• DIRECTIONS
Provide only the number of lines where "Smash" occurs.

(Data items)

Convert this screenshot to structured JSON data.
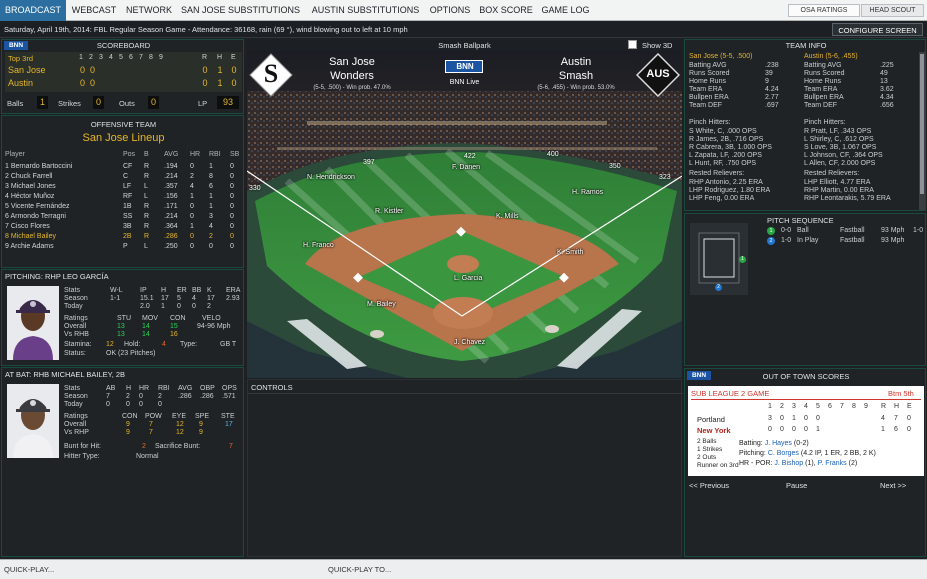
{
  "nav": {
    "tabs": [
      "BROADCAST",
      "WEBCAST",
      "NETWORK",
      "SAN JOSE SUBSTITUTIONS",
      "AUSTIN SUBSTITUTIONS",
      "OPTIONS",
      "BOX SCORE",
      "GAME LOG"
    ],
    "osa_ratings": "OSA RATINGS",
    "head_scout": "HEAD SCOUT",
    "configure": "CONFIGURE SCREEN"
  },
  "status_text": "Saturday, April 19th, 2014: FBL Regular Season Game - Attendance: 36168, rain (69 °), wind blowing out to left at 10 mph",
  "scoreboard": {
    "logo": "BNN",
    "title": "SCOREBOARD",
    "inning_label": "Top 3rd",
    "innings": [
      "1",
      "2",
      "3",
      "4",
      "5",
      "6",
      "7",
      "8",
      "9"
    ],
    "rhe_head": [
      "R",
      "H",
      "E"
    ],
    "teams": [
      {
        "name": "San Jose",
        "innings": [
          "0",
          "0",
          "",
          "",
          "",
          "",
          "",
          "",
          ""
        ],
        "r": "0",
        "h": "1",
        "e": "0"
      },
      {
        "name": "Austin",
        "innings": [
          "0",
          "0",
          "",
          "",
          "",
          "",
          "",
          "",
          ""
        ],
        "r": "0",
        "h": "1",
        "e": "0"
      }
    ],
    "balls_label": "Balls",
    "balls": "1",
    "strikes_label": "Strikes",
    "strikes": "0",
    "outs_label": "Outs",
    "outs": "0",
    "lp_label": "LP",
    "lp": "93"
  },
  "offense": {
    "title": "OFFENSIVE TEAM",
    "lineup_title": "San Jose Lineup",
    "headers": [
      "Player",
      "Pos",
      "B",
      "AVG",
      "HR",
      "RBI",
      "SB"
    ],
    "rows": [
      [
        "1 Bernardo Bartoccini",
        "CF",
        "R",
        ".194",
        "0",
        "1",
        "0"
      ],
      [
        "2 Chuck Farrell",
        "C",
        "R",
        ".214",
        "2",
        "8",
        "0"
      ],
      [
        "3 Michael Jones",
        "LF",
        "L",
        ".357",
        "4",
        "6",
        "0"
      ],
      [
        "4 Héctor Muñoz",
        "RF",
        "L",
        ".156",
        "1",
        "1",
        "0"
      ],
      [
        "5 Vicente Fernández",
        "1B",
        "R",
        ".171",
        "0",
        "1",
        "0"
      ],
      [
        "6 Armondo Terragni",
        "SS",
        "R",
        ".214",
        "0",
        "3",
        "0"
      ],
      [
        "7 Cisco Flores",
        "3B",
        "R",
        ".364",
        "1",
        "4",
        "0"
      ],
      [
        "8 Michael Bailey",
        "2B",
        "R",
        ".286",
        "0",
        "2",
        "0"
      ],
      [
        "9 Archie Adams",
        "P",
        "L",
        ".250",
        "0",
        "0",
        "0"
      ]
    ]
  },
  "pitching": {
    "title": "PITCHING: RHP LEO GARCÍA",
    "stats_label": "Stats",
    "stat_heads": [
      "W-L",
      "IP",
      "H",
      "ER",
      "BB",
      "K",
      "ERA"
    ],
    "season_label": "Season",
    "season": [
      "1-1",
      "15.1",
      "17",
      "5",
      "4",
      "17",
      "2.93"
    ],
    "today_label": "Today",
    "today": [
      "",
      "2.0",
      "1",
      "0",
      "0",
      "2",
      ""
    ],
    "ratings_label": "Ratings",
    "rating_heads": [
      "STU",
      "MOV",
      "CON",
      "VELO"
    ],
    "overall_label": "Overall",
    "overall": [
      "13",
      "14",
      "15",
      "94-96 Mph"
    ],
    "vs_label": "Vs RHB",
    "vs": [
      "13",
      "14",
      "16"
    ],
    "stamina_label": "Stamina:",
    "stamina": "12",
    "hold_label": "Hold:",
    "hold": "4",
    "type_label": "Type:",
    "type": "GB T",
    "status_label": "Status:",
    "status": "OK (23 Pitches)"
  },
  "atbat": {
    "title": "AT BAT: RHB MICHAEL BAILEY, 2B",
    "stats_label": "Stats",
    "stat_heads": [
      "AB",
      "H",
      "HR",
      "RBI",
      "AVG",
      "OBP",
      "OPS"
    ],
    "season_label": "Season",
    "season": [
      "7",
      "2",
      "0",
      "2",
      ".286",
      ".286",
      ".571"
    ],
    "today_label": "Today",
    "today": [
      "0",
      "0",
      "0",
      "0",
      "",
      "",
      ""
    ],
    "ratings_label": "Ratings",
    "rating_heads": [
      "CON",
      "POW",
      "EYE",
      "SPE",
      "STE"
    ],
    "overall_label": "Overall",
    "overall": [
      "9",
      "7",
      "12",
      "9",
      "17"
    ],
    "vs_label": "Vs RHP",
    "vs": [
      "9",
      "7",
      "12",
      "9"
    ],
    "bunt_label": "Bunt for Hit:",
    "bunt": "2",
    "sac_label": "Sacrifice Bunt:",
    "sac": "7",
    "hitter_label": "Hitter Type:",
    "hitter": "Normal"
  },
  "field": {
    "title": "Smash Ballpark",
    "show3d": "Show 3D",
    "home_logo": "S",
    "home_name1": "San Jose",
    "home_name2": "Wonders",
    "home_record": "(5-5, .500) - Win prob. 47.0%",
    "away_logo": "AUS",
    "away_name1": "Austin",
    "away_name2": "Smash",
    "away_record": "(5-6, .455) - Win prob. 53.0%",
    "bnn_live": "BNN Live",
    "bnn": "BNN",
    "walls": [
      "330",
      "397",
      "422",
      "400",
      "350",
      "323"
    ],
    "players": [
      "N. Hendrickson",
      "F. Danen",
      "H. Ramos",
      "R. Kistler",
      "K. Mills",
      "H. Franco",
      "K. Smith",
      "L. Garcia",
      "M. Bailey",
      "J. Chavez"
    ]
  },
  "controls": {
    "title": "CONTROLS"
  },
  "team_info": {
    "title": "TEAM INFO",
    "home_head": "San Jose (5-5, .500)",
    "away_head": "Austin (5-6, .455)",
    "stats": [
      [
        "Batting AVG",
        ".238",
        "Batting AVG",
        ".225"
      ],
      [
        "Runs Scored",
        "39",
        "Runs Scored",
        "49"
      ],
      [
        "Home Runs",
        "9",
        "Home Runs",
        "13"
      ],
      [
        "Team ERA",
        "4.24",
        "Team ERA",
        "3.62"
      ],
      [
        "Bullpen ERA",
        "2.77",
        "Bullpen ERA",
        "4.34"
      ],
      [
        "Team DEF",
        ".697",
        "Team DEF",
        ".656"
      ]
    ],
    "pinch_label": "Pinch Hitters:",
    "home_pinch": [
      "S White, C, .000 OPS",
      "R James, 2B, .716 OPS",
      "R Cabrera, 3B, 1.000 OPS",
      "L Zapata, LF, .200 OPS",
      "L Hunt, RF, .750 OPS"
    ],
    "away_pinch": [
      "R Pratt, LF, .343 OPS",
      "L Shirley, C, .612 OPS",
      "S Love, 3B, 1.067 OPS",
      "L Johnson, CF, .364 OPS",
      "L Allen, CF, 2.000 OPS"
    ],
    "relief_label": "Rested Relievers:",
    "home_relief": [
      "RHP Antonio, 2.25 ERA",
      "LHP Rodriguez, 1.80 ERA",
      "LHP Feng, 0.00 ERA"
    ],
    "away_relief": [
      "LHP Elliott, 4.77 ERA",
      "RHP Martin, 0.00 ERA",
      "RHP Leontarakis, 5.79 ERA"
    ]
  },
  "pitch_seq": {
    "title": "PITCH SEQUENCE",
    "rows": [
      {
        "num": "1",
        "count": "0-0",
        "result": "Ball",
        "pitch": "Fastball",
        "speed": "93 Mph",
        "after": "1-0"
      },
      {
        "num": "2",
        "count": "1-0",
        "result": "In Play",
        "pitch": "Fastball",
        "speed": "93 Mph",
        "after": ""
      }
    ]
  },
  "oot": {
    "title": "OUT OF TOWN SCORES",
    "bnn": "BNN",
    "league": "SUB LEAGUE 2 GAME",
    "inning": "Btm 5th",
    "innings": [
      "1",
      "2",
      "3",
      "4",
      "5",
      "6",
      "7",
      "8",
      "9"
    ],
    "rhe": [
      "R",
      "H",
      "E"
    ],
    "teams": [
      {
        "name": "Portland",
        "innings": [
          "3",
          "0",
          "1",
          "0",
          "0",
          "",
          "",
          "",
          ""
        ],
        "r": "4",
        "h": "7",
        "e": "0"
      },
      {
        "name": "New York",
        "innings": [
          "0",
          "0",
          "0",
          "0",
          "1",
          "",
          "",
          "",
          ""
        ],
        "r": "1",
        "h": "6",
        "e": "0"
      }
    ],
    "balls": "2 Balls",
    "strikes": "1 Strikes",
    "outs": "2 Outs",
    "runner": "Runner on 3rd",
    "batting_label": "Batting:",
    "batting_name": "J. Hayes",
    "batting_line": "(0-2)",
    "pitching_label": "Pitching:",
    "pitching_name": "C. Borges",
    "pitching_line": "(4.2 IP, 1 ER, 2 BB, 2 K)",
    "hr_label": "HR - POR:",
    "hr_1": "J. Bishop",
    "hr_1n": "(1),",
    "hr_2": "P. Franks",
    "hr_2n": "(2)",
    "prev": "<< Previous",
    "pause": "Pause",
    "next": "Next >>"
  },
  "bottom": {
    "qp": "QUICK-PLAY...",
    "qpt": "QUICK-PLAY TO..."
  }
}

• SOLUTION TO THIS PROBLEM
2